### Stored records
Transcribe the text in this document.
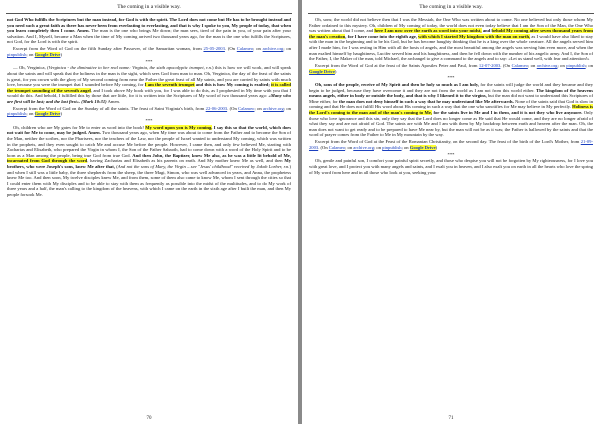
The coming in a visible way.

not God Who fulfills the Scriptures but the man instead, for God is with the spirit. The Lord does not come but He has to be brought instead and you need such a great faith as there has never been from everlasting to everlasting, and that is why I spoke to you, My people of today, that when you learn completely then I come. Amen. The man is the one who brings Me down; the man sees, tired of the pain in you, of your pain after your salvation. And I, Myself, became a Man when the time of My coming arrived two thousand years ago, for the man is the one who fulfills the Scriptures, not God, for the Lord is with the spirit.

Excerpt from the Word of God on the fifth Sunday after Passover, of the Samaritan woman, from 25-05-2003. (On Calameo; on archive.org; on pinpublish; on Google Drive)

***

— Oh, Verginica, (Verginica - the diminutive to her real name: Virginia, the sixth apocalyptic trumpet, r.n.) this is how we will work, and will speak about the saints and will speak that the holiness in the man is the sight, which sees God from man to man. Oh, Verginica, the day of the feast of the saints is great, for you crown with the glory of My second coming from near the Father the great feast of all My saints, and you are carried by saints with much love, because you were the trumpet that I sounded before My coming, for I am the seventh trumpet and this is how My coming is exalted; it is called the trumpet sounding of the seventh angel, and I took above My book with you, for I was able to do this, as I prophesied in My time with you that I would do this. And behold, I fulfilled this by those that are little, for it is written into the Scriptures of My word of two thousand years ago: «Many who are first will be last; and the last first». (Mark 10:31) Amen.

Excerpt from the Word of God on the Sunday of all the saints. The feast of Saint Virginia's birth, from 22-06-2003. (On Calameo; on archive.org; on pinpublish; on Google Drive)

***

Oh, children who are My gates for Me to enter as word into the book! My word upon you is My coming. I say this so that the world, which does not wait for Me to come, may be judged. Amen. Two thousand years ago, when My time was about to come from the Father and to become the Son of the Man, neither the scribes, nor the Pharisees, nor the teachers of the Law, nor the people of Israel wanted to understand My coming, which was written in the prophets, and they even sought to catch Me and accuse Me before the people. However, I came then, and only few believed Me, starting with Zacharias and Elisabeth, who prepared the Virgin in whom I, the Son of the Father Sabaoth, had to come down with a word of the Holy Spirit and to be born as a Man among the people, being true God from true God. And then John, the Baptizer, knew Me also, as he was a little lit behold of Me, incarnated from God through the word, having Zacharias and Elisabeth as his parents on earth. And My mother knew Me as well, and then My brothers, who were Joseph's sons, knew Me after that, (And not the sons of Mary, the Virgin – see "Jesus' childhood" received by Jakob Lorber, r.n.) and when I still was a little baby, the three shepherds from the sheep, the three Magi, Simon, who was well advanced in years, and Anna, the prophetess knew Me too. And then soon, My twelve disciples knew Me, and from them, some of them also came to know Me, whom I sent through the cities so that I could enter them with My disciples and to be able to stay with them as frequently as possible into the midst of the multitudes, and to do My work of three years and a half, the man's calling to the kingdom of the heavens, with which I came on the earth in the sixth age after I built the man, and then My people forsook Me.

70
The coming in a visible way.

Oh, sons; the world did not believe then that I was the Messiah, the One Who was written about to come. No one believed but only those whom My Father ordained to this mystery. Oh, children of My coming of today, the world does not even today believe that I am the Son of the Man, the One Who was written about that I come, and here I am now over the earth as word into your midst, and behold My coming after seven thousand years from the man's creation, for I have come into the eighth age, with which I started My kingdom with the man on earth, as I would have also liked to stay with the man in the beginning and to be his God, but he has become haughty thinking that he is a king over the whole creature. All the angels served him after I made him, for I was resting in Him with all the hosts of angels, and the most beautiful among the angels was serving him even more, and when the man exalted himself by haughtiness, Lucifer served him and his haughtiness, and then he fell down with the number of his angelic army. And I, the Son of the Father, I, the Maker of the man, told Michael, the archangel to give a command to the angels and to say: «Let us stand well, with fear and attention!»

Excerpt from the Word of God at the feast of the Saints Apostles Peter and Paul, from 12-07-2003. (On Calameo; on archive.org; on pinpublish; on Google Drive)

***

Oh, sons of the people, receive of My Spirit and then be holy so much as I am holy, for the saints will judge the world and they became and they begin to be judged, because they have overcome it and they are not from the world as I am not from this world either. The kingdom of the heavens means angels, either in body or outside the body, and that is why I likened it to the virgins, but the man did not want to understand this Scriptures of Mine either, for the man does not deny himself in such a way that he may understand like Me afterwards. None of the saints said that God is slow in coming and that He does not fulfill His word about His coming in such a way that the one who sanctifies for Me may believe in My perfectly. Holiness is the Lord's coming to the man and of the man's coming to Me, for the saints live in Me and I in them, and it is not they who live anymore. Only those who love ignorance and this sin, only they say that the Lord does no longer come as He said that He would come, and they are no longer afraid of what they say and are not afraid of God. The saints are with Me and I am with them by My backdrop between earth and heaven after the man. Oh, the man does not want to get ready and to be prepared to have Me near by, but the man will not be as it was; the Father is hallowed by the saints and that the word of prayer comes from the Father to Me in My mountain by the way.

Excerpt from the Word of God at the Feast of the Romanian Christianity, on the second day. The feast of the birth of the Lord's Mother, from 21-09-2003. (On Calameo; on archive.org; on pinpublish; on Google Drive)

***

Oh, gentle and painful son, I comfort your painful spirit secretly, and those who despise you will not be forgotten by My righteousness, for I love you with great love, and I protect you with many angels and saints, and I exalt you in heaven, and I also exalt you on earth in all the hearts who love the spring of My word from here and in all those who look at you, seeking your

71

### Task brief
Using the records above, list each line that includes "Sunday".

### The output
Excerpt from the Word of God on the fifth Sunday after Passover, of the Samaritan woman, from 25-05-2003. (On Calameo; on archive.org; on pinpublish; on Google Drive)
Excerpt from the Word of God on the Sunday of all the saints. The feast of Saint Virginia's birth, from 22-06-2003. (On Calameo; on archive.org; on pinpublish; on Google Drive)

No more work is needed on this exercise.